Figure collection entries
######

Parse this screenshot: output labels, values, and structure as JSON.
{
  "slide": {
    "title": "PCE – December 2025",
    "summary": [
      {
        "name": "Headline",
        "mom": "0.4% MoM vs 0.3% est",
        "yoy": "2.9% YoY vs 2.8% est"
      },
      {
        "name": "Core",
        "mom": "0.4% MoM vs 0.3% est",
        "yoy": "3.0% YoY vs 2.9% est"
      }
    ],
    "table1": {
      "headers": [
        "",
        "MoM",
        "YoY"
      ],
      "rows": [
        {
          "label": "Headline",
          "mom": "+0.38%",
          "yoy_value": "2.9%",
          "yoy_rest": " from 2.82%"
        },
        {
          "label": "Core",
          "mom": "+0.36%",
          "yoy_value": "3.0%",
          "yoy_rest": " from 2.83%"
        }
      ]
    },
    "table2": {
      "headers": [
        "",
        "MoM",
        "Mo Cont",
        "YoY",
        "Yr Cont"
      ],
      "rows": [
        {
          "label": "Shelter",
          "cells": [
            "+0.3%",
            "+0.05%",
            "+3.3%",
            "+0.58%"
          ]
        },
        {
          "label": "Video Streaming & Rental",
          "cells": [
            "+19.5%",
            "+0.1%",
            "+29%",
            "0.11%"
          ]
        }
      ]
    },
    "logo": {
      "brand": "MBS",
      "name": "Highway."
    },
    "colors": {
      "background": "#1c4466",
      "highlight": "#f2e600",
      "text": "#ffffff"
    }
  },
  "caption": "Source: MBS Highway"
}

######

* [Given problem]: Reproduce the entire listing word for word.

* [Problem solution]:
Parse this screenshot: output labels, values, and structure as JSON.
{
  "slide": {
    "title": "PCE – December 2025",
    "summary": [
      {
        "name": "Headline",
        "mom": "0.4% MoM vs 0.3% est",
        "yoy": "2.9% YoY vs 2.8% est"
      },
      {
        "name": "Core",
        "mom": "0.4% MoM vs 0.3% est",
        "yoy": "3.0% YoY vs 2.9% est"
      }
    ],
    "table1": {
      "headers": [
        "",
        "MoM",
        "YoY"
      ],
      "rows": [
        {
          "label": "Headline",
          "mom": "+0.38%",
          "yoy_value": "2.9%",
          "yoy_rest": " from 2.82%"
        },
        {
          "label": "Core",
          "mom": "+0.36%",
          "yoy_value": "3.0%",
          "yoy_rest": " from 2.83%"
        }
      ]
    },
    "table2": {
      "headers": [
        "",
        "MoM",
        "Mo Cont",
        "YoY",
        "Yr Cont"
      ],
      "rows": [
        {
          "label": "Shelter",
          "cells": [
            "+0.3%",
            "+0.05%",
            "+3.3%",
            "+0.58%"
          ]
        },
        {
          "label": "Video Streaming & Rental",
          "cells": [
            "+19.5%",
            "+0.1%",
            "+29%",
            "0.11%"
          ]
        }
      ]
    },
    "logo": {
      "brand": "MBS",
      "name": "Highway."
    },
    "colors": {
      "background": "#1c4466",
      "highlight": "#f2e600",
      "text": "#ffffff"
    }
  },
  "caption": "Source: MBS Highway"
}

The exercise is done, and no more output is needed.